Word for word, repeat the entries, minus the pictures.

___ Source material

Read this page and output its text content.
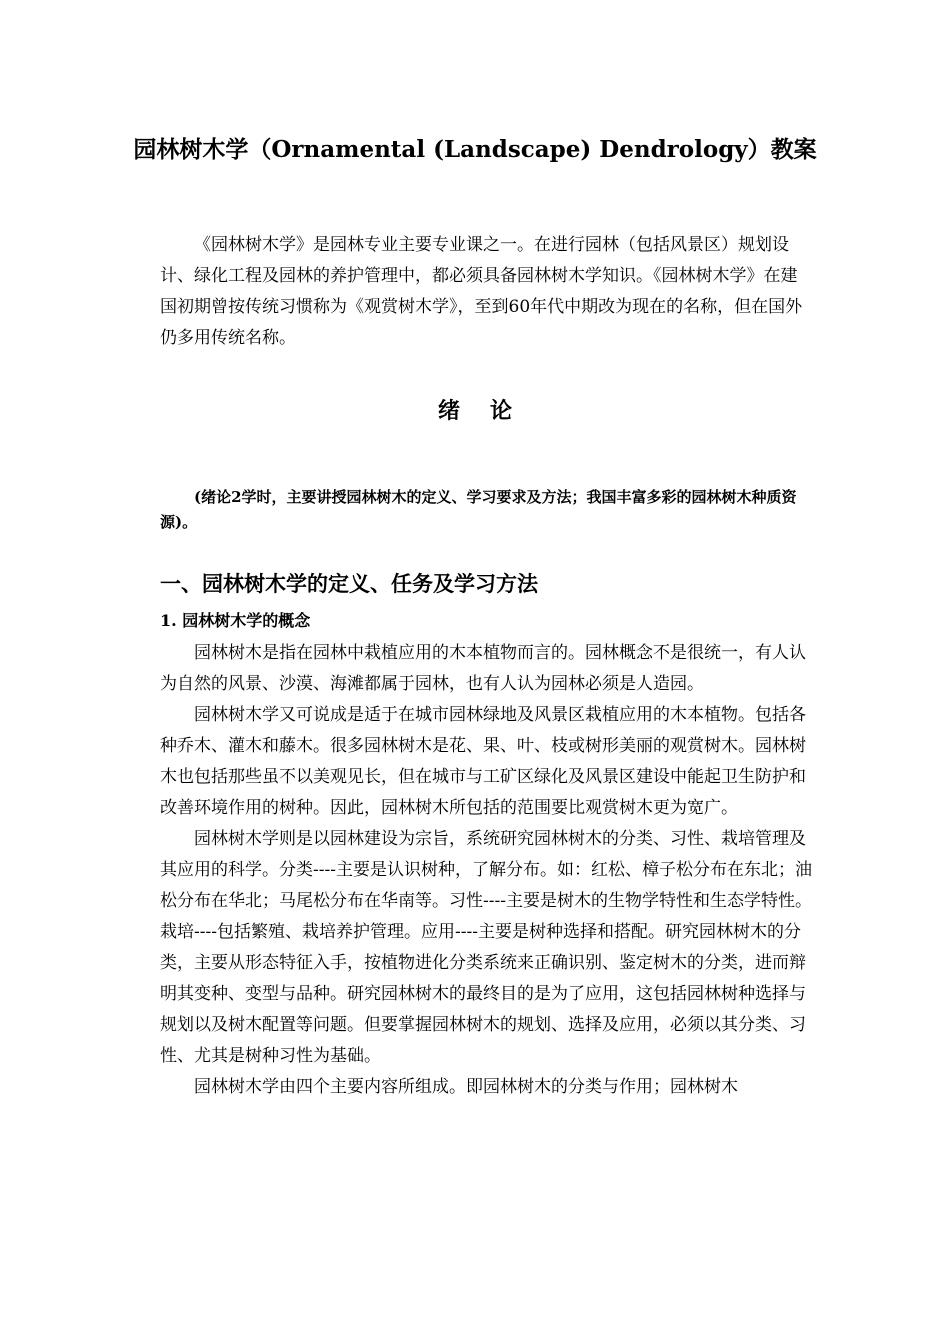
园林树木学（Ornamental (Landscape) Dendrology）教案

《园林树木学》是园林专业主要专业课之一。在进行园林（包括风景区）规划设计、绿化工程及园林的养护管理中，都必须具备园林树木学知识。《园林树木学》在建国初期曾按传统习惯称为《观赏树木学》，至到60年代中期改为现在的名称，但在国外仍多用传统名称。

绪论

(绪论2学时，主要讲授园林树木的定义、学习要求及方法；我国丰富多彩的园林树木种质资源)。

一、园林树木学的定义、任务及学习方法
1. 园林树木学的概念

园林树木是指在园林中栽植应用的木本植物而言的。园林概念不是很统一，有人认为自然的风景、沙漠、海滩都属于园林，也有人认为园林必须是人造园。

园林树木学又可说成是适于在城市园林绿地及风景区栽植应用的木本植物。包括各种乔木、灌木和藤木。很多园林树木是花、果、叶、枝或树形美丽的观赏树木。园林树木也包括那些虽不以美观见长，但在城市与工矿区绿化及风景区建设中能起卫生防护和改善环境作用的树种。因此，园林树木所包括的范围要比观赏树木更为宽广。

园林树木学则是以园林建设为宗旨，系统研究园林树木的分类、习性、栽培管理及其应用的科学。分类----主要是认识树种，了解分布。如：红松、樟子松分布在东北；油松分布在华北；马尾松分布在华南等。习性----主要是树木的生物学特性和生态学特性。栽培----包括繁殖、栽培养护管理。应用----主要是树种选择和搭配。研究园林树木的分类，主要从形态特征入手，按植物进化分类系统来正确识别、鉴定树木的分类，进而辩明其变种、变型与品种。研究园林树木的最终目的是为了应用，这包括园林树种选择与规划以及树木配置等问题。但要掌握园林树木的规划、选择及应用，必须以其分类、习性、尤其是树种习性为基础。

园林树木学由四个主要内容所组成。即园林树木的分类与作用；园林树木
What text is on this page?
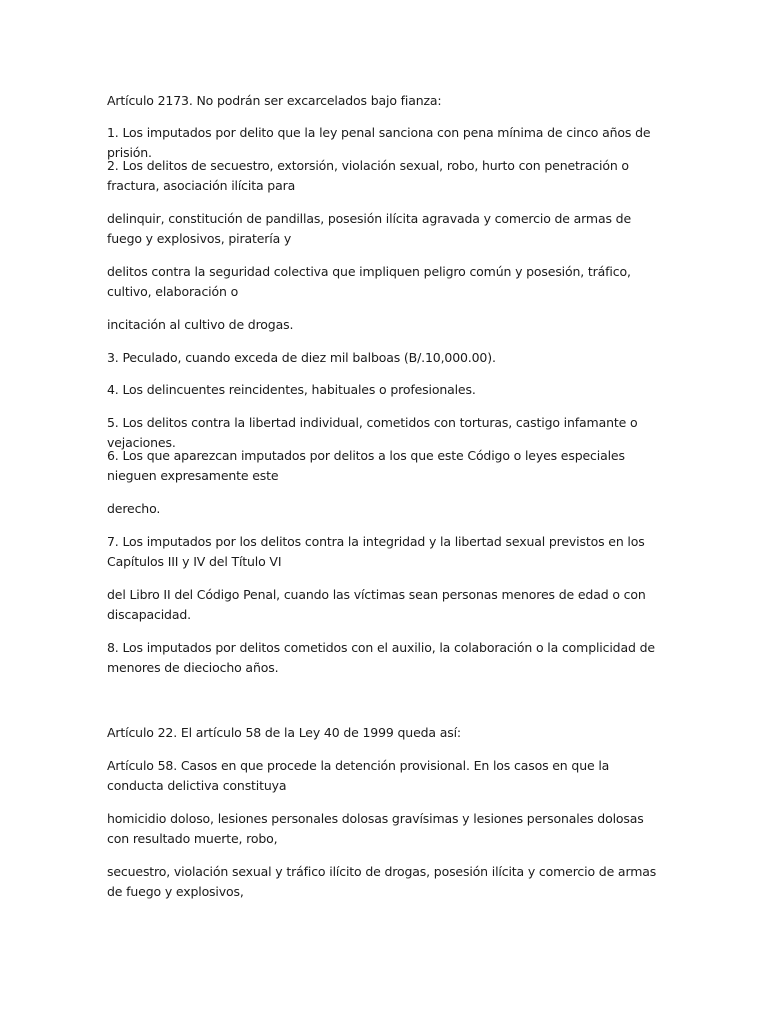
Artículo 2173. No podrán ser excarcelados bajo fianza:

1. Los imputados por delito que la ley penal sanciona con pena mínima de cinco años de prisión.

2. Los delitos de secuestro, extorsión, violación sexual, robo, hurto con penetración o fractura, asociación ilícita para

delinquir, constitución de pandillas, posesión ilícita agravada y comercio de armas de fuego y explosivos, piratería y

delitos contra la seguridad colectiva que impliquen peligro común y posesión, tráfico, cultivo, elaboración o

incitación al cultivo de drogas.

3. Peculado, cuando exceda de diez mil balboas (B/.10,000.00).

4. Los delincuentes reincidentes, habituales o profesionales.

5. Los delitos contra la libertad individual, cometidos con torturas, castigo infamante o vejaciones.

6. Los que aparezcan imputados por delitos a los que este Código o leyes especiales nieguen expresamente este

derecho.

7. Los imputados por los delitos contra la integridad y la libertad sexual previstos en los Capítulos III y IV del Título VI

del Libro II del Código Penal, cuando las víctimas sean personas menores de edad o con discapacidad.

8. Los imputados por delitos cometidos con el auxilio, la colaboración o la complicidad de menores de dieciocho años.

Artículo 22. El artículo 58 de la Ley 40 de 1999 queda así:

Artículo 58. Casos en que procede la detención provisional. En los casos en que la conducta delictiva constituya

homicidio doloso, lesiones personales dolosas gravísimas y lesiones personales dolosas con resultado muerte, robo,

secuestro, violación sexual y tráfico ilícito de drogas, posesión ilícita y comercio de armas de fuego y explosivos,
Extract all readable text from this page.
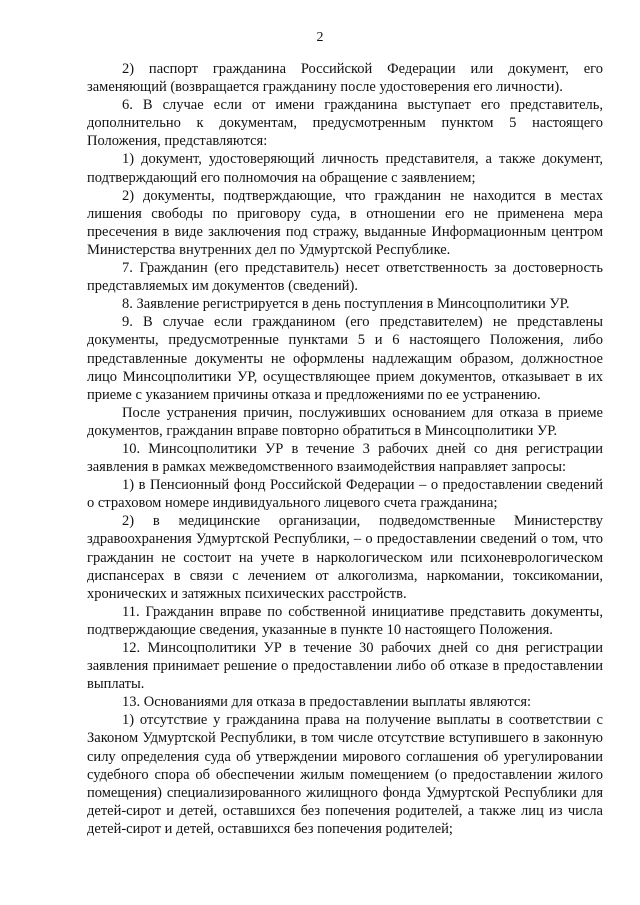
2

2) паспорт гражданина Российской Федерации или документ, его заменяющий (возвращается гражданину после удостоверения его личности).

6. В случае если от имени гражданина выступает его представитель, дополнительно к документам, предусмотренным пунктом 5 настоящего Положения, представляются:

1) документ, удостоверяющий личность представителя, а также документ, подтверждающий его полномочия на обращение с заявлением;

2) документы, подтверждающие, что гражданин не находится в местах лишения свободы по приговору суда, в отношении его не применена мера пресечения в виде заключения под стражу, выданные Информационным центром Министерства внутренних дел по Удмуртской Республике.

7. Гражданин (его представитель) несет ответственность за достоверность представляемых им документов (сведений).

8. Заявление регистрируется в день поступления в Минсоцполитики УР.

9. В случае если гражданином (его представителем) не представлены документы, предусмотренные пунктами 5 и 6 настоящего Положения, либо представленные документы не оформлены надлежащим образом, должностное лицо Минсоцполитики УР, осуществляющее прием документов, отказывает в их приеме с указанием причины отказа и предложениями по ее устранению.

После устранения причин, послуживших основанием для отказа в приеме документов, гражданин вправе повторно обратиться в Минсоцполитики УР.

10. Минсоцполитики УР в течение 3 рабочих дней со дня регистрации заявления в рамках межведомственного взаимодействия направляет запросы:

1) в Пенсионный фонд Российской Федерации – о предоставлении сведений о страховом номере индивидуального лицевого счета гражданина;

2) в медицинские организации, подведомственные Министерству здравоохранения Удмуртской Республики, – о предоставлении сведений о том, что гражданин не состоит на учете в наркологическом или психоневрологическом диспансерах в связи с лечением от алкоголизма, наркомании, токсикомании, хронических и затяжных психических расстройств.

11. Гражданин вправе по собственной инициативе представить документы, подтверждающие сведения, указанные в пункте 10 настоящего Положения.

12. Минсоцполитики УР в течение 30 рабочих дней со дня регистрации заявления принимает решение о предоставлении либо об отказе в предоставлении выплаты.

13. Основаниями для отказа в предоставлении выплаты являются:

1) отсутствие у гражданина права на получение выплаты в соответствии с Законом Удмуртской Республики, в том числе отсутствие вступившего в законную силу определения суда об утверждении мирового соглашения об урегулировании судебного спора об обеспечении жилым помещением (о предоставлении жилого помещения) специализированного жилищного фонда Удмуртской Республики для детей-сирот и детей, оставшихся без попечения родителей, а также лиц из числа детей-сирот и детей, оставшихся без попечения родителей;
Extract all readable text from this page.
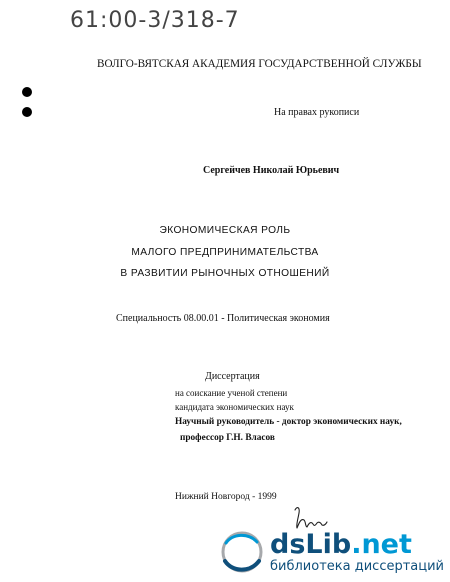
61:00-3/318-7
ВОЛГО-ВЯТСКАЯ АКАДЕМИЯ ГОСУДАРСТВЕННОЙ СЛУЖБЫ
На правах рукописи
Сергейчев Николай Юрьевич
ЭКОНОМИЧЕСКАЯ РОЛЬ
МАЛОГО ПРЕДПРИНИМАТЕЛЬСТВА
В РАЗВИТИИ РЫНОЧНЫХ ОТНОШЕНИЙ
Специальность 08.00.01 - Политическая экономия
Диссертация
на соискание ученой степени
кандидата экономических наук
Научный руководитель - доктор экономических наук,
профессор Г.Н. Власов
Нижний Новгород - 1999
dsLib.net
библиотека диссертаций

______

→ **Response to this task**:
Read this page and output its text content.
园林树木学（Ornamental (Landscape) Dendrology）教案

《园林树木学》是园林专业主要专业课之一。在进行园林（包括风景区）规划设计、绿化工程及园林的养护管理中，都必须具备园林树木学知识。《园林树木学》在建国初期曾按传统习惯称为《观赏树木学》，至到60年代中期改为现在的名称，但在国外仍多用传统名称。

绪论

(绪论2学时，主要讲授园林树木的定义、学习要求及方法；我国丰富多彩的园林树木种质资源)。

一、园林树木学的定义、任务及学习方法
1. 园林树木学的概念

园林树木是指在园林中栽植应用的木本植物而言的。园林概念不是很统一，有人认为自然的风景、沙漠、海滩都属于园林，也有人认为园林必须是人造园。

园林树木学又可说成是适于在城市园林绿地及风景区栽植应用的木本植物。包括各种乔木、灌木和藤木。很多园林树木是花、果、叶、枝或树形美丽的观赏树木。园林树木也包括那些虽不以美观见长，但在城市与工矿区绿化及风景区建设中能起卫生防护和改善环境作用的树种。因此，园林树木所包括的范围要比观赏树木更为宽广。

园林树木学则是以园林建设为宗旨，系统研究园林树木的分类、习性、栽培管理及其应用的科学。分类----主要是认识树种，了解分布。如：红松、樟子松分布在东北；油松分布在华北；马尾松分布在华南等。习性----主要是树木的生物学特性和生态学特性。栽培----包括繁殖、栽培养护管理。应用----主要是树种选择和搭配。研究园林树木的分类，主要从形态特征入手，按植物进化分类系统来正确识别、鉴定树木的分类，进而辩明其变种、变型与品种。研究园林树木的最终目的是为了应用，这包括园林树种选择与规划以及树木配置等问题。但要掌握园林树木的规划、选择及应用，必须以其分类、习性、尤其是树种习性为基础。

园林树木学由四个主要内容所组成。即园林树木的分类与作用；园林树木
What text is on this page?
Artículo 2173. No podrán ser excarcelados bajo fianza:

1. Los imputados por delito que la ley penal sanciona con pena mínima de cinco años de prisión.

2. Los delitos de secuestro, extorsión, violación sexual, robo, hurto con penetración o fractura, asociación ilícita para

delinquir, constitución de pandillas, posesión ilícita agravada y comercio de armas de fuego y explosivos, piratería y

delitos contra la seguridad colectiva que impliquen peligro común y posesión, tráfico, cultivo, elaboración o

incitación al cultivo de drogas.

3. Peculado, cuando exceda de diez mil balboas (B/.10,000.00).

4. Los delincuentes reincidentes, habituales o profesionales.

5. Los delitos contra la libertad individual, cometidos con torturas, castigo infamante o vejaciones.

6. Los que aparezcan imputados por delitos a los que este Código o leyes especiales nieguen expresamente este

derecho.

7. Los imputados por los delitos contra la integridad y la libertad sexual previstos en los Capítulos III y IV del Título VI

del Libro II del Código Penal, cuando las víctimas sean personas menores de edad o con discapacidad.

8. Los imputados por delitos cometidos con el auxilio, la colaboración o la complicidad de menores de dieciocho años.

Artículo 22. El artículo 58 de la Ley 40 de 1999 queda así:

Artículo 58. Casos en que procede la detención provisional. En los casos en que la conducta delictiva constituya

homicidio doloso, lesiones personales dolosas gravísimas y lesiones personales dolosas con resultado muerte, robo,

secuestro, violación sexual y tráfico ilícito de drogas, posesión ilícita y comercio de armas de fuego y explosivos,
Extract all readable text from this page.
2

2) паспорт гражданина Российской Федерации или документ, его заменяющий (возвращается гражданину после удостоверения его личности).

6. В случае если от имени гражданина выступает его представитель, дополнительно к документам, предусмотренным пунктом 5 настоящего Положения, представляются:

1) документ, удостоверяющий личность представителя, а также документ, подтверждающий его полномочия на обращение с заявлением;

2) документы, подтверждающие, что гражданин не находится в местах лишения свободы по приговору суда, в отношении его не применена мера пресечения в виде заключения под стражу, выданные Информационным центром Министерства внутренних дел по Удмуртской Республике.

7. Гражданин (его представитель) несет ответственность за достоверность представляемых им документов (сведений).

8. Заявление регистрируется в день поступления в Минсоцполитики УР.

9. В случае если гражданином (его представителем) не представлены документы, предусмотренные пунктами 5 и 6 настоящего Положения, либо представленные документы не оформлены надлежащим образом, должностное лицо Минсоцполитики УР, осуществляющее прием документов, отказывает в их приеме с указанием причины отказа и предложениями по ее устранению.

После устранения причин, послуживших основанием для отказа в приеме документов, гражданин вправе повторно обратиться в Минсоцполитики УР.

10. Минсоцполитики УР в течение 3 рабочих дней со дня регистрации заявления в рамках межведомственного взаимодействия направляет запросы:

1) в Пенсионный фонд Российской Федерации – о предоставлении сведений о страховом номере индивидуального лицевого счета гражданина;

2) в медицинские организации, подведомственные Министерству здравоохранения Удмуртской Республики, – о предоставлении сведений о том, что гражданин не состоит на учете в наркологическом или психоневрологическом диспансерах в связи с лечением от алкоголизма, наркомании, токсикомании, хронических и затяжных психических расстройств.

11. Гражданин вправе по собственной инициативе представить документы, подтверждающие сведения, указанные в пункте 10 настоящего Положения.

12. Минсоцполитики УР в течение 30 рабочих дней со дня регистрации заявления принимает решение о предоставлении либо об отказе в предоставлении выплаты.

13. Основаниями для отказа в предоставлении выплаты являются:

1) отсутствие у гражданина права на получение выплаты в соответствии с Законом Удмуртской Республики, в том числе отсутствие вступившего в законную силу определения суда об утверждении мирового соглашения об урегулировании судебного спора об обеспечении жилым помещением (о предоставлении жилого помещения) специализированного жилищного фонда Удмуртской Республики для детей-сирот и детей, оставшихся без попечения родителей, а также лиц из числа детей-сирот и детей, оставшихся без попечения родителей;
Extract all readable text from this page.
61:00-3/318-7
ВОЛГО-ВЯТСКАЯ АКАДЕМИЯ ГОСУДАРСТВЕННОЙ СЛУЖБЫ
На правах рукописи
Сергейчев Николай Юрьевич
ЭКОНОМИЧЕСКАЯ РОЛЬ
МАЛОГО ПРЕДПРИНИМАТЕЛЬСТВА
В РАЗВИТИИ РЫНОЧНЫХ ОТНОШЕНИЙ
Специальность 08.00.01 - Политическая экономия
Диссертация
на соискание ученой степени
кандидата экономических наук
Научный руководитель - доктор экономических наук,
профессор Г.Н. Власов
Нижний Новгород - 1999
dsLib.net
библиотека диссертаций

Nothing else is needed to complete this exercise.